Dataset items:
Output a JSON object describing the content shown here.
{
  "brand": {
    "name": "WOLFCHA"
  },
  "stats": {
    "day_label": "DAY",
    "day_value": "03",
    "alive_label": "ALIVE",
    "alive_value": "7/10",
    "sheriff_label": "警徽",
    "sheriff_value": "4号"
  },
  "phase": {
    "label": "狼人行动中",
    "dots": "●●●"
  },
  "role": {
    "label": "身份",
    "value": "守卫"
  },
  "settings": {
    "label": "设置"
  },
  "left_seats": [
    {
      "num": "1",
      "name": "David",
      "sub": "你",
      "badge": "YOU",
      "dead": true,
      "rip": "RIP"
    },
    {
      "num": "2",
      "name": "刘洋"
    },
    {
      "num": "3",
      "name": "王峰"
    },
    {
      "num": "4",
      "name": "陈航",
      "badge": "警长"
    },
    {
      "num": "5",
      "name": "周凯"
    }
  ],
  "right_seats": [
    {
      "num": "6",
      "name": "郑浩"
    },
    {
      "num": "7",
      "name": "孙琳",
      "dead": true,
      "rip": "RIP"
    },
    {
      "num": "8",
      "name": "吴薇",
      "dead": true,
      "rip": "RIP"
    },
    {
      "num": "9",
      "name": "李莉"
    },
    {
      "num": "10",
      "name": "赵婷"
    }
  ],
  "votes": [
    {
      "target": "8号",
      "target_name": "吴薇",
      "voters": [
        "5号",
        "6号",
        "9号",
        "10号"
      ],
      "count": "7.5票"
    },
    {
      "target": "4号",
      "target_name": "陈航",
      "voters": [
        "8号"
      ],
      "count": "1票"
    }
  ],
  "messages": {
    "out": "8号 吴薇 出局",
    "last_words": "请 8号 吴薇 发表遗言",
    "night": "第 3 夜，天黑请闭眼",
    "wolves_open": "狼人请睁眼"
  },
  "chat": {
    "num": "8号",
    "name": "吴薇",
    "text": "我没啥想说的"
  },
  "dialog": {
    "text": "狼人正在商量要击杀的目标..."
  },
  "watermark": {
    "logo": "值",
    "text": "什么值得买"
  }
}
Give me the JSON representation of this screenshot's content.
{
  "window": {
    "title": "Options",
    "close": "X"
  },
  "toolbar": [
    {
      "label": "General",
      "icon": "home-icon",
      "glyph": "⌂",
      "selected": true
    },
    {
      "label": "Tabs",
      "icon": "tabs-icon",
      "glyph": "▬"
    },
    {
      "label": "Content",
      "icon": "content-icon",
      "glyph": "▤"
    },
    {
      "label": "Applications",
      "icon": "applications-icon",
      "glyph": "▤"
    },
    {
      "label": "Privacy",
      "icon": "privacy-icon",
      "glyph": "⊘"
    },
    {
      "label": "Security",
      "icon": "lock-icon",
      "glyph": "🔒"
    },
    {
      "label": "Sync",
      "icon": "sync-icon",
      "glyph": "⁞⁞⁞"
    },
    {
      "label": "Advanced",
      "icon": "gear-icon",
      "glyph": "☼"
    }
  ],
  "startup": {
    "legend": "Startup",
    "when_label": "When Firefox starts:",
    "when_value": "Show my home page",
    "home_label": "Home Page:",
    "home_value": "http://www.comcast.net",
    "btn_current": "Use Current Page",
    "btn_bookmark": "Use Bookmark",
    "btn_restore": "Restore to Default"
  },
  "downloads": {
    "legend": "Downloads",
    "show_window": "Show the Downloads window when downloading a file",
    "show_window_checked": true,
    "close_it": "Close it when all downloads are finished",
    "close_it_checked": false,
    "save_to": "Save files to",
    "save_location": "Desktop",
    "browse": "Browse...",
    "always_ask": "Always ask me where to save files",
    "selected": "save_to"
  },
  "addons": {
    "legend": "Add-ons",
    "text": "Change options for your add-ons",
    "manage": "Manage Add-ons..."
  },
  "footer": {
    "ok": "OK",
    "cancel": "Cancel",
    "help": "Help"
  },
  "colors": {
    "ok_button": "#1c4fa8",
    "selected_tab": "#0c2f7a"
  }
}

Written instruction: Every line above should be retyped exactly as given.

Written solution:
Output a JSON object describing the content shown here.
{
  "brand": {
    "name": "WOLFCHA"
  },
  "stats": {
    "day_label": "DAY",
    "day_value": "03",
    "alive_label": "ALIVE",
    "alive_value": "7/10",
    "sheriff_label": "警徽",
    "sheriff_value": "4号"
  },
  "phase": {
    "label": "狼人行动中",
    "dots": "●●●"
  },
  "role": {
    "label": "身份",
    "value": "守卫"
  },
  "settings": {
    "label": "设置"
  },
  "left_seats": [
    {
      "num": "1",
      "name": "David",
      "sub": "你",
      "badge": "YOU",
      "dead": true,
      "rip": "RIP"
    },
    {
      "num": "2",
      "name": "刘洋"
    },
    {
      "num": "3",
      "name": "王峰"
    },
    {
      "num": "4",
      "name": "陈航",
      "badge": "警长"
    },
    {
      "num": "5",
      "name": "周凯"
    }
  ],
  "right_seats": [
    {
      "num": "6",
      "name": "郑浩"
    },
    {
      "num": "7",
      "name": "孙琳",
      "dead": true,
      "rip": "RIP"
    },
    {
      "num": "8",
      "name": "吴薇",
      "dead": true,
      "rip": "RIP"
    },
    {
      "num": "9",
      "name": "李莉"
    },
    {
      "num": "10",
      "name": "赵婷"
    }
  ],
  "votes": [
    {
      "target": "8号",
      "target_name": "吴薇",
      "voters": [
        "5号",
        "6号",
        "9号",
        "10号"
      ],
      "count": "7.5票"
    },
    {
      "target": "4号",
      "target_name": "陈航",
      "voters": [
        "8号"
      ],
      "count": "1票"
    }
  ],
  "messages": {
    "out": "8号 吴薇 出局",
    "last_words": "请 8号 吴薇 发表遗言",
    "night": "第 3 夜，天黑请闭眼",
    "wolves_open": "狼人请睁眼"
  },
  "chat": {
    "num": "8号",
    "name": "吴薇",
    "text": "我没啥想说的"
  },
  "dialog": {
    "text": "狼人正在商量要击杀的目标..."
  },
  "watermark": {
    "logo": "值",
    "text": "什么值得买"
  }
}
Give me the JSON representation of this screenshot's content.
{
  "window": {
    "title": "Options",
    "close": "X"
  },
  "toolbar": [
    {
      "label": "General",
      "icon": "home-icon",
      "glyph": "⌂",
      "selected": true
    },
    {
      "label": "Tabs",
      "icon": "tabs-icon",
      "glyph": "▬"
    },
    {
      "label": "Content",
      "icon": "content-icon",
      "glyph": "▤"
    },
    {
      "label": "Applications",
      "icon": "applications-icon",
      "glyph": "▤"
    },
    {
      "label": "Privacy",
      "icon": "privacy-icon",
      "glyph": "⊘"
    },
    {
      "label": "Security",
      "icon": "lock-icon",
      "glyph": "🔒"
    },
    {
      "label": "Sync",
      "icon": "sync-icon",
      "glyph": "⁞⁞⁞"
    },
    {
      "label": "Advanced",
      "icon": "gear-icon",
      "glyph": "☼"
    }
  ],
  "startup": {
    "legend": "Startup",
    "when_label": "When Firefox starts:",
    "when_value": "Show my home page",
    "home_label": "Home Page:",
    "home_value": "http://www.comcast.net",
    "btn_current": "Use Current Page",
    "btn_bookmark": "Use Bookmark",
    "btn_restore": "Restore to Default"
  },
  "downloads": {
    "legend": "Downloads",
    "show_window": "Show the Downloads window when downloading a file",
    "show_window_checked": true,
    "close_it": "Close it when all downloads are finished",
    "close_it_checked": false,
    "save_to": "Save files to",
    "save_location": "Desktop",
    "browse": "Browse...",
    "always_ask": "Always ask me where to save files",
    "selected": "save_to"
  },
  "addons": {
    "legend": "Add-ons",
    "text": "Change options for your add-ons",
    "manage": "Manage Add-ons..."
  },
  "footer": {
    "ok": "OK",
    "cancel": "Cancel",
    "help": "Help"
  },
  "colors": {
    "ok_button": "#1c4fa8",
    "selected_tab": "#0c2f7a"
  }
}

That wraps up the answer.